[Stored entries]
_ _ _ _ _

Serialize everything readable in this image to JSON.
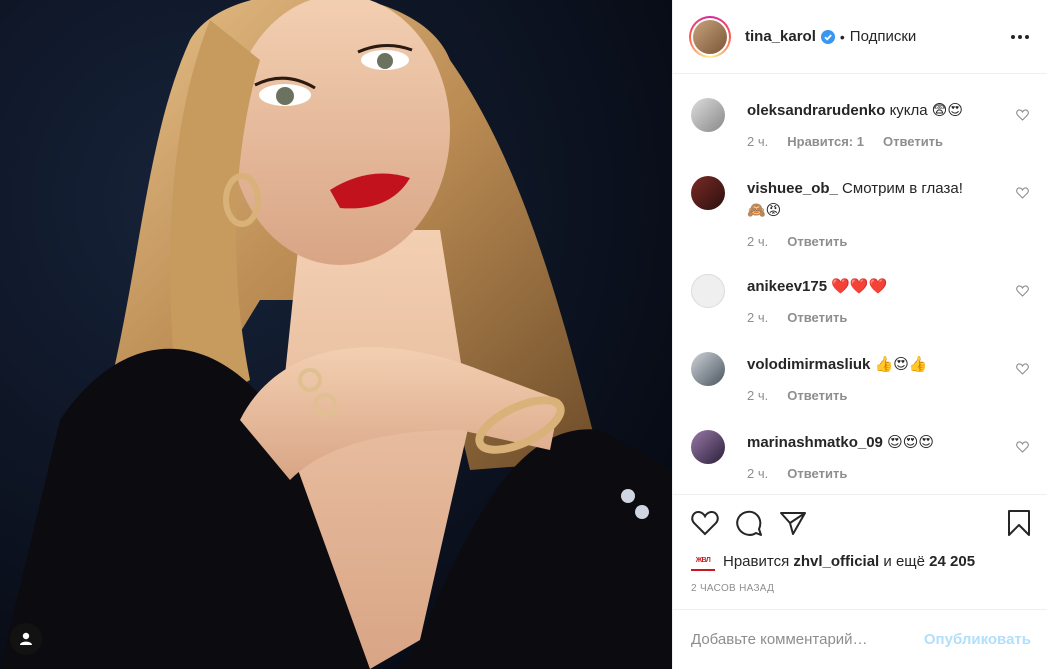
{
  "header": {
    "username": "tina_karol",
    "separator": "•",
    "follow_label": "Подписки"
  },
  "comments": [
    {
      "user": "oleksandrarudenko",
      "text": "кукла",
      "emoji": "😨😍",
      "time": "2 ч.",
      "likes": "Нравится: 1",
      "reply": "Ответить"
    },
    {
      "user": "vishuee_ob_",
      "text": "Смотрим в глаза!",
      "emoji": "🙈😡",
      "time": "2 ч.",
      "reply": "Ответить"
    },
    {
      "user": "anikeev175",
      "text": "",
      "emoji": "❤️❤️❤️",
      "time": "2 ч.",
      "reply": "Ответить"
    },
    {
      "user": "volodimirmasliuk",
      "text": "",
      "emoji": "👍😍👍",
      "time": "2 ч.",
      "reply": "Ответить"
    },
    {
      "user": "marinashmatko_09",
      "text": "",
      "emoji": "😍😍😍",
      "time": "2 ч.",
      "reply": "Ответить"
    }
  ],
  "likes": {
    "avatar_text": "ЖВЛ",
    "prefix": "Нравится",
    "user": "zhvl_official",
    "middle": "и ещё",
    "count": "24 205"
  },
  "timestamp": "2 ЧАСОВ НАЗАД",
  "add_comment": {
    "placeholder": "Добавьте комментарий…",
    "post_label": "Опубликовать"
  },
  "colors": {
    "accent_blue": "#0095f6",
    "post_disabled": "#b2dffc",
    "muted": "#8e8e8e"
  }
}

_ _ _ _ _

Exercise aim: Copy the records word for word, leaving no picture in the copy.

Solution to this problem:
Serialize everything readable in this image to JSON.
{
  "header": {
    "username": "tina_karol",
    "separator": "•",
    "follow_label": "Подписки"
  },
  "comments": [
    {
      "user": "oleksandrarudenko",
      "text": "кукла",
      "emoji": "😨😍",
      "time": "2 ч.",
      "likes": "Нравится: 1",
      "reply": "Ответить"
    },
    {
      "user": "vishuee_ob_",
      "text": "Смотрим в глаза!",
      "emoji": "🙈😡",
      "time": "2 ч.",
      "reply": "Ответить"
    },
    {
      "user": "anikeev175",
      "text": "",
      "emoji": "❤️❤️❤️",
      "time": "2 ч.",
      "reply": "Ответить"
    },
    {
      "user": "volodimirmasliuk",
      "text": "",
      "emoji": "👍😍👍",
      "time": "2 ч.",
      "reply": "Ответить"
    },
    {
      "user": "marinashmatko_09",
      "text": "",
      "emoji": "😍😍😍",
      "time": "2 ч.",
      "reply": "Ответить"
    }
  ],
  "likes": {
    "avatar_text": "ЖВЛ",
    "prefix": "Нравится",
    "user": "zhvl_official",
    "middle": "и ещё",
    "count": "24 205"
  },
  "timestamp": "2 ЧАСОВ НАЗАД",
  "add_comment": {
    "placeholder": "Добавьте комментарий…",
    "post_label": "Опубликовать"
  },
  "colors": {
    "accent_blue": "#0095f6",
    "post_disabled": "#b2dffc",
    "muted": "#8e8e8e"
  }
}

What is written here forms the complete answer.